* _Task to complete_:
Your answer should be only a number: how many lines include the word "được".

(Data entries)
##########

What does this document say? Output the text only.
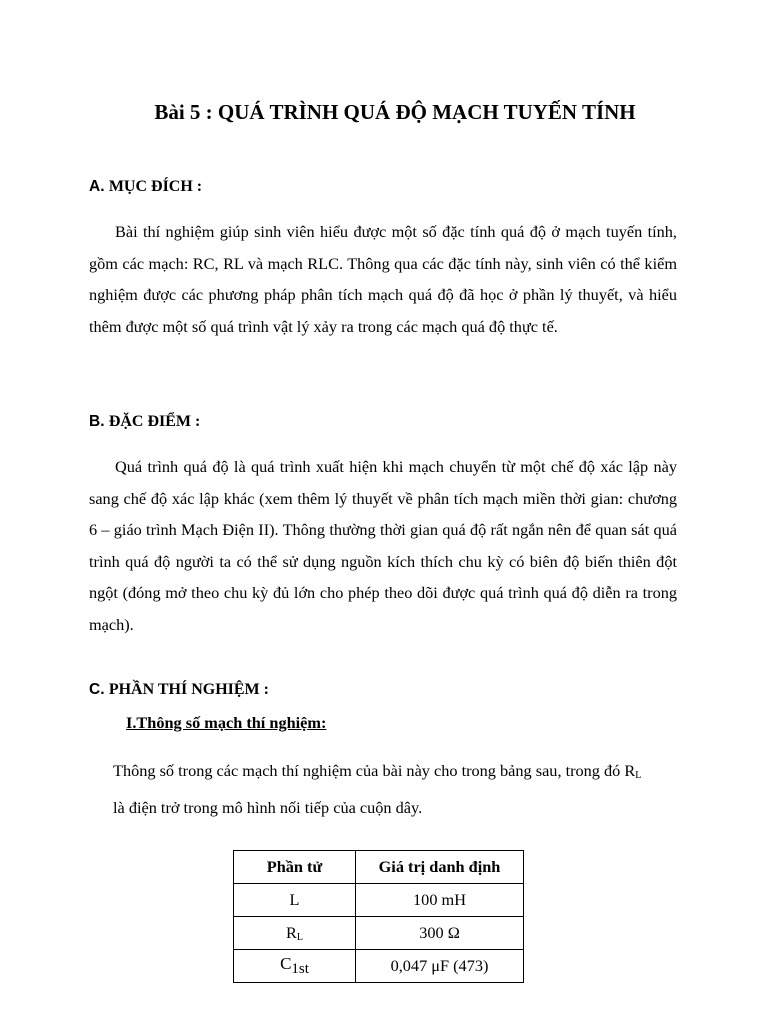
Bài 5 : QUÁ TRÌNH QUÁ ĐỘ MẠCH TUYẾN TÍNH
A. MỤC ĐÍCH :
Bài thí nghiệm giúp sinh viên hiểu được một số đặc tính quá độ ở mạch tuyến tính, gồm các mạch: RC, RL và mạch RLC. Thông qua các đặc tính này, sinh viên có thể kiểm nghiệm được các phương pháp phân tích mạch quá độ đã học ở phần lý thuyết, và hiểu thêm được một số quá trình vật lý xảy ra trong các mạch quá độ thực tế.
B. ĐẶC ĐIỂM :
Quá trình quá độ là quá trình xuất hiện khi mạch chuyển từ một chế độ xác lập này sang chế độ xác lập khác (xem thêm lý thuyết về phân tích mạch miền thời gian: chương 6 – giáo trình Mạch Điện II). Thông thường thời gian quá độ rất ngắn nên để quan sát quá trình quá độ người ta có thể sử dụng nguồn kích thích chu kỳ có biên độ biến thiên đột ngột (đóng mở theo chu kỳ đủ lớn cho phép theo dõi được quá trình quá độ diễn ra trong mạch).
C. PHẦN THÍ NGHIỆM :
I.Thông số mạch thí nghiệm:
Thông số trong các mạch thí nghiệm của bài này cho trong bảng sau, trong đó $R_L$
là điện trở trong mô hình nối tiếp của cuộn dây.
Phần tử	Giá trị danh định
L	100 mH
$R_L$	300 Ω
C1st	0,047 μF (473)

##########

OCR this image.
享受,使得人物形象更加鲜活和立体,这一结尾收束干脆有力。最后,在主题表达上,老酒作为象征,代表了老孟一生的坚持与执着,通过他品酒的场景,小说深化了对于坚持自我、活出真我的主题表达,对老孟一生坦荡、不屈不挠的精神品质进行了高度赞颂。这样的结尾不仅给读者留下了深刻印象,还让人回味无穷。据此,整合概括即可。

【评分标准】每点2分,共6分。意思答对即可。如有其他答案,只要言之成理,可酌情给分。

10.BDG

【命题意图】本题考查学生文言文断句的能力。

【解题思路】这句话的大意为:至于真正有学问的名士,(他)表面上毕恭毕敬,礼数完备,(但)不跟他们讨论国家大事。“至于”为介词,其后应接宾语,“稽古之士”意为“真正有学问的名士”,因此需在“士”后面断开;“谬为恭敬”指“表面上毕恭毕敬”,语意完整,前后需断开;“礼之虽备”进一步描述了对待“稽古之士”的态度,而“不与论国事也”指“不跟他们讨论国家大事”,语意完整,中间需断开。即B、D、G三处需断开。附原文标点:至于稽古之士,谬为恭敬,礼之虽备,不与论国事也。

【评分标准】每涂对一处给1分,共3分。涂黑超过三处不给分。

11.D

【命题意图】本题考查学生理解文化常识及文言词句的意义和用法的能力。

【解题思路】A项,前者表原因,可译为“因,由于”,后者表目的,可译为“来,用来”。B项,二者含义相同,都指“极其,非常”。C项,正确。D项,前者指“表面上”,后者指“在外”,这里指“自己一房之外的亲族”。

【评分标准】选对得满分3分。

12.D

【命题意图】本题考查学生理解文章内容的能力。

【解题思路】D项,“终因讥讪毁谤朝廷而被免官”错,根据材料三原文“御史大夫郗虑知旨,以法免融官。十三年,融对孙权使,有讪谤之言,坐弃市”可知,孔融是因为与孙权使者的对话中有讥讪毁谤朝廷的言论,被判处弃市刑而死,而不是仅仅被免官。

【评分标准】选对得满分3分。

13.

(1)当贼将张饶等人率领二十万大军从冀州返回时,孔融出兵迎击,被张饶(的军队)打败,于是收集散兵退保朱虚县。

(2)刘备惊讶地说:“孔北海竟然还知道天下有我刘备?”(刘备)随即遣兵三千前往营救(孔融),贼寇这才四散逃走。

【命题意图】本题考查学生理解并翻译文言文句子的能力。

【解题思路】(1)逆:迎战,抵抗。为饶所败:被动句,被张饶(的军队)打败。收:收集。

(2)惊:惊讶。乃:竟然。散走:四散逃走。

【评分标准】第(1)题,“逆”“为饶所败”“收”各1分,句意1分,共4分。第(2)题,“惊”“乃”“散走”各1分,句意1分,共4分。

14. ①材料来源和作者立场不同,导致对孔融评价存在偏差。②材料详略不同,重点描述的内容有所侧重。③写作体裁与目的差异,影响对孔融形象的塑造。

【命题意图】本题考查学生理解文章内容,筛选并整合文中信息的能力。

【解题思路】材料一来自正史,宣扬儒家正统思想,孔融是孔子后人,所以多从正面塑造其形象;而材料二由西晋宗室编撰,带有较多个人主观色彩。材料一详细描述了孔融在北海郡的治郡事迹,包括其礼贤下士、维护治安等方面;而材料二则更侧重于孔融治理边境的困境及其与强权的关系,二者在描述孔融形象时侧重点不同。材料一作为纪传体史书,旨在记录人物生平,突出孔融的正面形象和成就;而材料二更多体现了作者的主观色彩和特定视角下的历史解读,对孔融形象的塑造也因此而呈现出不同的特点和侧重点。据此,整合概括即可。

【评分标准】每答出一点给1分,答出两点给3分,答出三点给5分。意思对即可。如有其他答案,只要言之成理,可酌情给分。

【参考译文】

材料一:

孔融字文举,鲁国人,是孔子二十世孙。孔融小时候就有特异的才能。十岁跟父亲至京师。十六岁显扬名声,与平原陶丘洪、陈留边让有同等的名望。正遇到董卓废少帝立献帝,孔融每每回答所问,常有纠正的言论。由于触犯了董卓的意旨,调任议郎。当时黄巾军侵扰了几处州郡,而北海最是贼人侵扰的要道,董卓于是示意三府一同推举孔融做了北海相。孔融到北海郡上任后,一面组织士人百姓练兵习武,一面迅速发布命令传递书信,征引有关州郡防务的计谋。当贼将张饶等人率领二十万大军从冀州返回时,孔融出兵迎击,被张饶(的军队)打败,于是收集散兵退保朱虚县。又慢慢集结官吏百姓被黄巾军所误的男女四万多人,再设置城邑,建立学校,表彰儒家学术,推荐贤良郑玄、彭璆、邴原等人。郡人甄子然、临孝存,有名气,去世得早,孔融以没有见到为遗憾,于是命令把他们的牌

##########

* _Result below_:
2